**GIVEN EXERCISE**
Copy out the lines of the listing verbatim, from the first line up to and including the line with "y-axis-label: AIRTEMP [69,168,92,235]".

**Collected data entries**
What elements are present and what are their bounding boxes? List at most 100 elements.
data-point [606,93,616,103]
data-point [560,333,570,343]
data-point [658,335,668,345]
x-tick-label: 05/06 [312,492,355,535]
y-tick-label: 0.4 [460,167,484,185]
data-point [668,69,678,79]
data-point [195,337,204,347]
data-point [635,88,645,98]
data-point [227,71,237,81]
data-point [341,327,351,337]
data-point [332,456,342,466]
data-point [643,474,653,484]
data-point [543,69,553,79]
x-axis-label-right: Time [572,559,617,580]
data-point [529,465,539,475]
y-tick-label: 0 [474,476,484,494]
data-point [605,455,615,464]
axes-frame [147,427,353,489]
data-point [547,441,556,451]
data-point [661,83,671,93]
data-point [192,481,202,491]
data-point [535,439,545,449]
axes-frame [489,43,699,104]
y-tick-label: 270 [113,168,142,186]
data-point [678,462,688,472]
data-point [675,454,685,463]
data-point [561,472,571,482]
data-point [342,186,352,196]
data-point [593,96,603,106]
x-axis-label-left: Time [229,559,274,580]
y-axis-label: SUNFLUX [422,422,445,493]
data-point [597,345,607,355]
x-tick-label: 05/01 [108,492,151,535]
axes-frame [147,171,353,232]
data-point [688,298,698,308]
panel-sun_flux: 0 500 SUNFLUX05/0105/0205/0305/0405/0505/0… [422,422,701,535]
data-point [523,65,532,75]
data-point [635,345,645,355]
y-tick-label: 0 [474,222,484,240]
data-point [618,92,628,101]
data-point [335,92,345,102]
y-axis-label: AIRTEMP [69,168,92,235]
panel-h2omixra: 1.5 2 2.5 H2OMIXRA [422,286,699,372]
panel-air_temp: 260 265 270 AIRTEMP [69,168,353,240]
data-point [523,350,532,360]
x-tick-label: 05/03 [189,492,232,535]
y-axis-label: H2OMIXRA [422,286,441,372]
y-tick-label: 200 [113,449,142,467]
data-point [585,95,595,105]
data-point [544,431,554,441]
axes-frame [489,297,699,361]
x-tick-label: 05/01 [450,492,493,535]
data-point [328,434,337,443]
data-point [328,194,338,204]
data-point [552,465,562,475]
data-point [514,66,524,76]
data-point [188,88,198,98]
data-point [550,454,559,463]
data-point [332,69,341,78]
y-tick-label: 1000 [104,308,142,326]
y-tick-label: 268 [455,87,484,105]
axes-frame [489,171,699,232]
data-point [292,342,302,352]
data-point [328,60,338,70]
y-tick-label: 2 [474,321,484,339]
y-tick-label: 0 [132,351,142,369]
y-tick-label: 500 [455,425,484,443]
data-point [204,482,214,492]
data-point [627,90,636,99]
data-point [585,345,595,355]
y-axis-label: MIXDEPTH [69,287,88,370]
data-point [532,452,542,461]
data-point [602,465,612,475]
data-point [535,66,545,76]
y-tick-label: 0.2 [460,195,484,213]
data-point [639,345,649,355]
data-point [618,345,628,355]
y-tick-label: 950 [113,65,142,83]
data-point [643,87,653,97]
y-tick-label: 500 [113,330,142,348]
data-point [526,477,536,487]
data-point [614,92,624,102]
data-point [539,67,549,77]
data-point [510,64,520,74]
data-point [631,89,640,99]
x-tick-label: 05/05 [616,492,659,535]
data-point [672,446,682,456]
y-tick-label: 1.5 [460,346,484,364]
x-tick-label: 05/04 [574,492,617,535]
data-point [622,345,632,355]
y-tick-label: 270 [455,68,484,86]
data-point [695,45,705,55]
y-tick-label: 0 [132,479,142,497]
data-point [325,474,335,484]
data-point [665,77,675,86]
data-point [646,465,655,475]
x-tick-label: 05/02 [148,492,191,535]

**RESULT OF THIS EXERCISE**
What elements are present and what are their bounding boxes? List at most 100 elements.
data-point [606,93,616,103]
data-point [560,333,570,343]
data-point [658,335,668,345]
x-tick-label: 05/06 [312,492,355,535]
y-tick-label: 0.4 [460,167,484,185]
data-point [668,69,678,79]
data-point [195,337,204,347]
data-point [635,88,645,98]
data-point [227,71,237,81]
data-point [341,327,351,337]
data-point [332,456,342,466]
data-point [643,474,653,484]
data-point [543,69,553,79]
x-axis-label-right: Time [572,559,617,580]
data-point [529,465,539,475]
y-tick-label: 0 [474,476,484,494]
data-point [605,455,615,464]
axes-frame [147,427,353,489]
data-point [547,441,556,451]
data-point [661,83,671,93]
data-point [192,481,202,491]
data-point [535,439,545,449]
axes-frame [489,43,699,104]
y-tick-label: 270 [113,168,142,186]
data-point [678,462,688,472]
data-point [675,454,685,463]
data-point [561,472,571,482]
data-point [342,186,352,196]
data-point [593,96,603,106]
x-axis-label-left: Time [229,559,274,580]
y-axis-label: SUNFLUX [422,422,445,493]
data-point [597,345,607,355]
x-tick-label: 05/01 [108,492,151,535]
axes-frame [147,171,353,232]
data-point [688,298,698,308]
panel-sun_flux: 0 500 SUNFLUX05/0105/0205/0305/0405/0505/0… [422,422,701,535]
data-point [523,65,532,75]
data-point [635,345,645,355]
y-tick-label: 0 [474,222,484,240]
data-point [618,92,628,101]
data-point [335,92,345,102]
y-axis-label: AIRTEMP [69,168,92,235]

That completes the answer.